[Start]

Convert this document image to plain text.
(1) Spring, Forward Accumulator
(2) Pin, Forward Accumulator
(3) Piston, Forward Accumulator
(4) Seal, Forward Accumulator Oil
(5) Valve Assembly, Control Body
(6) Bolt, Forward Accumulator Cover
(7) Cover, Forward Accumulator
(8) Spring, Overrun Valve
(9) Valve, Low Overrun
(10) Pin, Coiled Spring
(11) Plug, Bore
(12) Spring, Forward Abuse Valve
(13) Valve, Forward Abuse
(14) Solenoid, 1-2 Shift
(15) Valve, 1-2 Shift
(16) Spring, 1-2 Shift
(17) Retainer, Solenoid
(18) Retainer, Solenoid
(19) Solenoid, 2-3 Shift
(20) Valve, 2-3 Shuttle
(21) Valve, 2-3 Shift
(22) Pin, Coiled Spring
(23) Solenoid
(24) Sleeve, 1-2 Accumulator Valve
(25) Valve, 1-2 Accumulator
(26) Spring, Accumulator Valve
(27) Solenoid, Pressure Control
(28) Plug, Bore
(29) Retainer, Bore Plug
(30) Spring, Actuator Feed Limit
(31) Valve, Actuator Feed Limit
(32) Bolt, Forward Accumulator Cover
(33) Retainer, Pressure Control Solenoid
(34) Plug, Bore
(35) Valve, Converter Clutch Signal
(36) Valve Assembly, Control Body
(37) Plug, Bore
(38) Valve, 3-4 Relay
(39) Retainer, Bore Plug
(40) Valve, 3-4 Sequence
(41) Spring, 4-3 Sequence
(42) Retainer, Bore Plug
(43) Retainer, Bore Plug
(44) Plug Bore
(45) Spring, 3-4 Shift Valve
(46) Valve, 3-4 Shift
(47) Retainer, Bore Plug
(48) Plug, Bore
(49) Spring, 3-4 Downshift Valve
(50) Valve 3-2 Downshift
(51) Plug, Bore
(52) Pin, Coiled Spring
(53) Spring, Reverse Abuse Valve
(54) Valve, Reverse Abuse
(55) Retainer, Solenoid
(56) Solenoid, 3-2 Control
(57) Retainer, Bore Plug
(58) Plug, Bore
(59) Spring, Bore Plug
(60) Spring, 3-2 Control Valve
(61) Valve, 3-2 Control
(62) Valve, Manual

[End]

**The task:** Reproduce all the data word for word.

**Exercise solution:**
Convert this document image to plain text.
(1) Spring, Forward Accumulator
(2) Pin, Forward Accumulator
(3) Piston, Forward Accumulator
(4) Seal, Forward Accumulator Oil
(5) Valve Assembly, Control Body
(6) Bolt, Forward Accumulator Cover
(7) Cover, Forward Accumulator
(8) Spring, Overrun Valve
(9) Valve, Low Overrun
(10) Pin, Coiled Spring
(11) Plug, Bore
(12) Spring, Forward Abuse Valve
(13) Valve, Forward Abuse
(14) Solenoid, 1-2 Shift
(15) Valve, 1-2 Shift
(16) Spring, 1-2 Shift
(17) Retainer, Solenoid
(18) Retainer, Solenoid
(19) Solenoid, 2-3 Shift
(20) Valve, 2-3 Shuttle
(21) Valve, 2-3 Shift
(22) Pin, Coiled Spring
(23) Solenoid
(24) Sleeve, 1-2 Accumulator Valve
(25) Valve, 1-2 Accumulator
(26) Spring, Accumulator Valve
(27) Solenoid, Pressure Control
(28) Plug, Bore
(29) Retainer, Bore Plug
(30) Spring, Actuator Feed Limit
(31) Valve, Actuator Feed Limit
(32) Bolt, Forward Accumulator Cover
(33) Retainer, Pressure Control Solenoid
(34) Plug, Bore
(35) Valve, Converter Clutch Signal
(36) Valve Assembly, Control Body
(37) Plug, Bore
(38) Valve, 3-4 Relay
(39) Retainer, Bore Plug
(40) Valve, 3-4 Sequence
(41) Spring, 4-3 Sequence
(42) Retainer, Bore Plug
(43) Retainer, Bore Plug
(44) Plug Bore
(45) Spring, 3-4 Shift Valve
(46) Valve, 3-4 Shift
(47) Retainer, Bore Plug
(48) Plug, Bore
(49) Spring, 3-4 Downshift Valve
(50) Valve 3-2 Downshift
(51) Plug, Bore
(52) Pin, Coiled Spring
(53) Spring, Reverse Abuse Valve
(54) Valve, Reverse Abuse
(55) Retainer, Solenoid
(56) Solenoid, 3-2 Control
(57) Retainer, Bore Plug
(58) Plug, Bore
(59) Spring, Bore Plug
(60) Spring, 3-2 Control Valve
(61) Valve, 3-2 Control
(62) Valve, Manual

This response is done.